Collected data
================

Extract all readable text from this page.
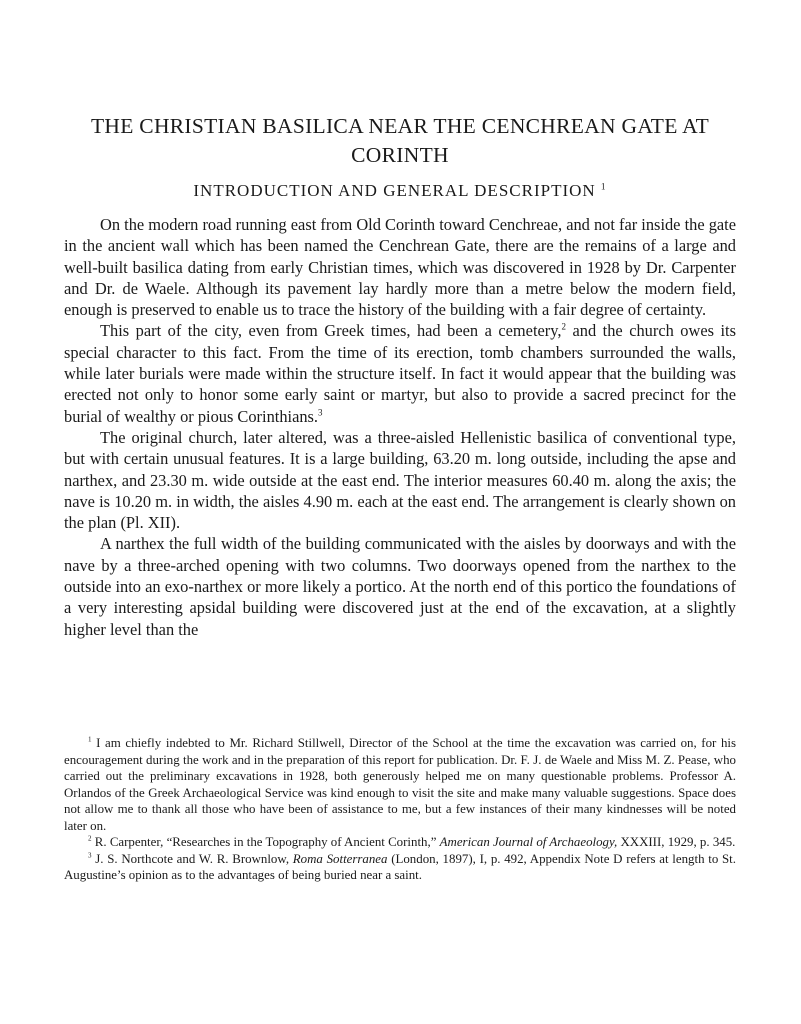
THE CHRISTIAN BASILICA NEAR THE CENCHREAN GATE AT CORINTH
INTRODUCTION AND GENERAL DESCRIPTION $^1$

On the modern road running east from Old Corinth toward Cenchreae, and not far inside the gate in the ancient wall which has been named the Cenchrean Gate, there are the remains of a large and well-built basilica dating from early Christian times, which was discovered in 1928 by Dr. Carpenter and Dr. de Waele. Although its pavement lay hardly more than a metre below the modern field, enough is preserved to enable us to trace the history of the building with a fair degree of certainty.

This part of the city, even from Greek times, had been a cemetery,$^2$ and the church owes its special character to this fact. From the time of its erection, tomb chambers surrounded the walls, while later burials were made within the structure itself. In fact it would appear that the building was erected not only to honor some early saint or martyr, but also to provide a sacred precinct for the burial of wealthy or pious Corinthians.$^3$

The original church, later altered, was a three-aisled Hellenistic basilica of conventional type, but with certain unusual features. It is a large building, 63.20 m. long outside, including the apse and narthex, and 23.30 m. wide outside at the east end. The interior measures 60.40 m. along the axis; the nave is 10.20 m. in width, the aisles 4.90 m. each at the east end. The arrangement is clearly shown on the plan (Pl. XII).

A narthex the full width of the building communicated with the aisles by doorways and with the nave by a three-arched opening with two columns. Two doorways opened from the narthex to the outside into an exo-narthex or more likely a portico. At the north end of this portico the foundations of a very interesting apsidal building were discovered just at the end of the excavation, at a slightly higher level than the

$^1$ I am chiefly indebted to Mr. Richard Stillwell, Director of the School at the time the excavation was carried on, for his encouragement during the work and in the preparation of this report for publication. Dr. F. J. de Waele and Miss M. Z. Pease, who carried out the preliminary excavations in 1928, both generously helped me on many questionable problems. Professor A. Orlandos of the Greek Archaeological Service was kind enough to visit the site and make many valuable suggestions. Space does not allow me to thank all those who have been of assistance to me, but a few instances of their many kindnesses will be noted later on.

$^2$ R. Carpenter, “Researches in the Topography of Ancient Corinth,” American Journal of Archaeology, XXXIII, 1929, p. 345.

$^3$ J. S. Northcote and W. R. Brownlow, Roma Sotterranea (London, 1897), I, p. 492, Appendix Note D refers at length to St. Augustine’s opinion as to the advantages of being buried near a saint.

================

_DIRECTIONS_:
Make an exact copy of the records shown above, without the pictures.

_FINAL RESULT_:
Extract all readable text from this page.
THE CHRISTIAN BASILICA NEAR THE CENCHREAN GATE AT CORINTH
INTRODUCTION AND GENERAL DESCRIPTION $^1$

On the modern road running east from Old Corinth toward Cenchreae, and not far inside the gate in the ancient wall which has been named the Cenchrean Gate, there are the remains of a large and well-built basilica dating from early Christian times, which was discovered in 1928 by Dr. Carpenter and Dr. de Waele. Although its pavement lay hardly more than a metre below the modern field, enough is preserved to enable us to trace the history of the building with a fair degree of certainty.

This part of the city, even from Greek times, had been a cemetery,$^2$ and the church owes its special character to this fact. From the time of its erection, tomb chambers surrounded the walls, while later burials were made within the structure itself. In fact it would appear that the building was erected not only to honor some early saint or martyr, but also to provide a sacred precinct for the burial of wealthy or pious Corinthians.$^3$

The original church, later altered, was a three-aisled Hellenistic basilica of conventional type, but with certain unusual features. It is a large building, 63.20 m. long outside, including the apse and narthex, and 23.30 m. wide outside at the east end. The interior measures 60.40 m. along the axis; the nave is 10.20 m. in width, the aisles 4.90 m. each at the east end. The arrangement is clearly shown on the plan (Pl. XII).

A narthex the full width of the building communicated with the aisles by doorways and with the nave by a three-arched opening with two columns. Two doorways opened from the narthex to the outside into an exo-narthex or more likely a portico. At the north end of this portico the foundations of a very interesting apsidal building were discovered just at the end of the excavation, at a slightly higher level than the

$^1$ I am chiefly indebted to Mr. Richard Stillwell, Director of the School at the time the excavation was carried on, for his encouragement during the work and in the preparation of this report for publication. Dr. F. J. de Waele and Miss M. Z. Pease, who carried out the preliminary excavations in 1928, both generously helped me on many questionable problems. Professor A. Orlandos of the Greek Archaeological Service was kind enough to visit the site and make many valuable suggestions. Space does not allow me to thank all those who have been of assistance to me, but a few instances of their many kindnesses will be noted later on.

$^2$ R. Carpenter, “Researches in the Topography of Ancient Corinth,” American Journal of Archaeology, XXXIII, 1929, p. 345.

$^3$ J. S. Northcote and W. R. Brownlow, Roma Sotterranea (London, 1897), I, p. 492, Appendix Note D refers at length to St. Augustine’s opinion as to the advantages of being buried near a saint.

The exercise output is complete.